Dataset items:
===

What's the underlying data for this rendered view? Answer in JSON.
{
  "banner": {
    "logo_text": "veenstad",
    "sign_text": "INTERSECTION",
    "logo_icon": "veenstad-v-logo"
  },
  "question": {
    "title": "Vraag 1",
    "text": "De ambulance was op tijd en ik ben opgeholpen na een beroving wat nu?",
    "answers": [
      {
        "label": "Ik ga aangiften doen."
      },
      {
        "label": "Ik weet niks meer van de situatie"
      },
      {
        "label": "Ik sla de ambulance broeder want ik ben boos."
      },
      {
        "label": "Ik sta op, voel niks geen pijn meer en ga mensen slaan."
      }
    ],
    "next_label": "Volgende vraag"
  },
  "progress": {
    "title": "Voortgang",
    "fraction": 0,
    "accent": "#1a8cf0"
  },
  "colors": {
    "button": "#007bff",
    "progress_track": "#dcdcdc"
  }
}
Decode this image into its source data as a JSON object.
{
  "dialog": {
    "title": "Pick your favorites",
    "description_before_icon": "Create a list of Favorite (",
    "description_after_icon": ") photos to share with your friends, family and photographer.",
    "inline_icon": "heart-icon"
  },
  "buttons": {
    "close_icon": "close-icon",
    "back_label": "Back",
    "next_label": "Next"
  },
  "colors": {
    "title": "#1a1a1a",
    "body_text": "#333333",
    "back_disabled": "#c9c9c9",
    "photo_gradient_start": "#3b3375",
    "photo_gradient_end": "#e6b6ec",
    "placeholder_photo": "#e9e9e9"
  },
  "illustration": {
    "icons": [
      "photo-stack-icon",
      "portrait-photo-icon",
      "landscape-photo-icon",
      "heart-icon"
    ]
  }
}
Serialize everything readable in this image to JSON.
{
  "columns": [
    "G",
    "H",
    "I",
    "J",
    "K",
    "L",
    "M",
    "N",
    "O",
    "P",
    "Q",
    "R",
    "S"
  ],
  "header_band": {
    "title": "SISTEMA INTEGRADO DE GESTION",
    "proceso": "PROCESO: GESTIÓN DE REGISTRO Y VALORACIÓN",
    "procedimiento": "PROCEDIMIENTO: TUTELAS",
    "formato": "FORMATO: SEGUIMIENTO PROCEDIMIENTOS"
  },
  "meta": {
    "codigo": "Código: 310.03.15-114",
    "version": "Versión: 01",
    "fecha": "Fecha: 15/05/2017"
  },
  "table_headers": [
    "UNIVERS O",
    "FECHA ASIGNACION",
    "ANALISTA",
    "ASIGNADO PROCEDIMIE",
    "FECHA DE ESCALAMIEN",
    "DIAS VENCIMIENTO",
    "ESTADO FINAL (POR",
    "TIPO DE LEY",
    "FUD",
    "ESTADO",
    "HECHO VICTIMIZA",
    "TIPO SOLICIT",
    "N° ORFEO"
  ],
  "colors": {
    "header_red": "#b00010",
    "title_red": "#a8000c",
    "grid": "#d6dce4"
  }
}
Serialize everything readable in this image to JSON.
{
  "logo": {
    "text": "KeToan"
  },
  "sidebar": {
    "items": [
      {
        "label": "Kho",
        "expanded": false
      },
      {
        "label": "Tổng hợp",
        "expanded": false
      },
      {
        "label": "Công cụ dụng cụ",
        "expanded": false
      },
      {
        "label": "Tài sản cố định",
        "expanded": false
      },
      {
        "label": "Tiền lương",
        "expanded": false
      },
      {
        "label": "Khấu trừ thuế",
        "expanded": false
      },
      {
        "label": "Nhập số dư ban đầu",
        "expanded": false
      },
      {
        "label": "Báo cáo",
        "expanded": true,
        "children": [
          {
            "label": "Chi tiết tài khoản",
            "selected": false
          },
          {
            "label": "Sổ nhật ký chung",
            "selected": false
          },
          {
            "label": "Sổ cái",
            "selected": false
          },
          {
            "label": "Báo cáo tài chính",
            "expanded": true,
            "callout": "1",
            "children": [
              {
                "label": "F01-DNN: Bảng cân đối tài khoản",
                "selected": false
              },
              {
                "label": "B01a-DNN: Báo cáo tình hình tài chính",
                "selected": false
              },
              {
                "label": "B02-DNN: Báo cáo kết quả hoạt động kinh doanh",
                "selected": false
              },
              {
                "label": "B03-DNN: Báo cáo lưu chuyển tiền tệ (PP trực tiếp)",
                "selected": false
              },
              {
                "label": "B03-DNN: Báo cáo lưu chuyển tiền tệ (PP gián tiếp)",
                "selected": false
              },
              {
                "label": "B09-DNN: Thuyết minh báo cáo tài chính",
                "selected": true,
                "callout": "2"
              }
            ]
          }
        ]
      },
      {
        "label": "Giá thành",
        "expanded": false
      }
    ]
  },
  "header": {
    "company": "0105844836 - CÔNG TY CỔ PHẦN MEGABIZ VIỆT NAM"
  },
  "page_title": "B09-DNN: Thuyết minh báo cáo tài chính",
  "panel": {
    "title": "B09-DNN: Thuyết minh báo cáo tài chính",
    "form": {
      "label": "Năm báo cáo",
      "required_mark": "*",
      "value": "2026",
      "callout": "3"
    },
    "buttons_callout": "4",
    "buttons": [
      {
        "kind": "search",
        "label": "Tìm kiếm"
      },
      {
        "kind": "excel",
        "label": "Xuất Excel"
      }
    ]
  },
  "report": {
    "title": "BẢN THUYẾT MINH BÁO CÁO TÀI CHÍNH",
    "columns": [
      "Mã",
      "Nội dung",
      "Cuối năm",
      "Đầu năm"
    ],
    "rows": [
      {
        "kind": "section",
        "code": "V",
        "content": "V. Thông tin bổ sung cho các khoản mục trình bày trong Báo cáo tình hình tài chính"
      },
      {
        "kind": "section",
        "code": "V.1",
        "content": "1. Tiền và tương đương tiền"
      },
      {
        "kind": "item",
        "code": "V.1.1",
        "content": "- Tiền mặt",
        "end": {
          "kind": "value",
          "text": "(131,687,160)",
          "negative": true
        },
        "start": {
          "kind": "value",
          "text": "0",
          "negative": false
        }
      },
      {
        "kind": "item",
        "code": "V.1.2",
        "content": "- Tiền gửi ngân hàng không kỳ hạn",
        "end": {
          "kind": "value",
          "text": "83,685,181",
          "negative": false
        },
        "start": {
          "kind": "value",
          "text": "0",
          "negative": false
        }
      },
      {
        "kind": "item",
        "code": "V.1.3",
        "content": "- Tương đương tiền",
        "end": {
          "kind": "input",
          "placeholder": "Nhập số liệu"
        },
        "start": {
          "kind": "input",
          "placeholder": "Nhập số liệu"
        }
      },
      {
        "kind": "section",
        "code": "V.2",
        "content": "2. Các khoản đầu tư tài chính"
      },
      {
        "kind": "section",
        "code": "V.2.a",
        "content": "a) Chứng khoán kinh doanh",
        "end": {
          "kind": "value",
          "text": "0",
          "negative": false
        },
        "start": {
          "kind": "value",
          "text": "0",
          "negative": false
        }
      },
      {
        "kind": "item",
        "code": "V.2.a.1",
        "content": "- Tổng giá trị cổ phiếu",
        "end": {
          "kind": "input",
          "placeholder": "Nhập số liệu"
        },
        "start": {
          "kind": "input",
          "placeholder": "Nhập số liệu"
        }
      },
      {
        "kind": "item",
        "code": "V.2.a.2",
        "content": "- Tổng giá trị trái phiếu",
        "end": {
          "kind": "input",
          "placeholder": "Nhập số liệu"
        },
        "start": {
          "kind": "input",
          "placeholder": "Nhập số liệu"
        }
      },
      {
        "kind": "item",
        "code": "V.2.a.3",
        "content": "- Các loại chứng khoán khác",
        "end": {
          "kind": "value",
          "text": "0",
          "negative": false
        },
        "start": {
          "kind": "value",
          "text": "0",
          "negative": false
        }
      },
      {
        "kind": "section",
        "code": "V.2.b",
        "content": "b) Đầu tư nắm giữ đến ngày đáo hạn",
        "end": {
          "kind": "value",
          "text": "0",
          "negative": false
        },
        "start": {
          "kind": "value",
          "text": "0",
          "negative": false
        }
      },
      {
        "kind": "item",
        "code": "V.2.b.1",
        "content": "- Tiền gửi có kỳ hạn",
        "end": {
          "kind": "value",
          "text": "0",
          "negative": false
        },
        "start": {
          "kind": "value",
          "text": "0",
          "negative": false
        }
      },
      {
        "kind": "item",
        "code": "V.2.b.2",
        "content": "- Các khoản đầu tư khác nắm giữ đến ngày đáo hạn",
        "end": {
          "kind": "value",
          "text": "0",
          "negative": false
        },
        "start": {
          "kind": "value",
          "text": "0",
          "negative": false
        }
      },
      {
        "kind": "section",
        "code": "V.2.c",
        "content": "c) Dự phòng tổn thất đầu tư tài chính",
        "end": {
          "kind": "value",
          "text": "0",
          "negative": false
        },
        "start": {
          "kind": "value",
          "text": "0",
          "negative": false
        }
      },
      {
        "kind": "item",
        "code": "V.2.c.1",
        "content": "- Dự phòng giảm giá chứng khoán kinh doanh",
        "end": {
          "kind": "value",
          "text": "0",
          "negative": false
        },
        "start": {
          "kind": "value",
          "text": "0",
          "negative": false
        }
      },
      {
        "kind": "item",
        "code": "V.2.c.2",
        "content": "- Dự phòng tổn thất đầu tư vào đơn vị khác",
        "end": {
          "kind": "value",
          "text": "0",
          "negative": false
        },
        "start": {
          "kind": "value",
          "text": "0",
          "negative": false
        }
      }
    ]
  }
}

===

> Work instructions
Locate all lines in the listing above with the word "true". Copy them.

> Complete response
        "expanded": true,
            "expanded": true,
                "selected": true,
          "negative": true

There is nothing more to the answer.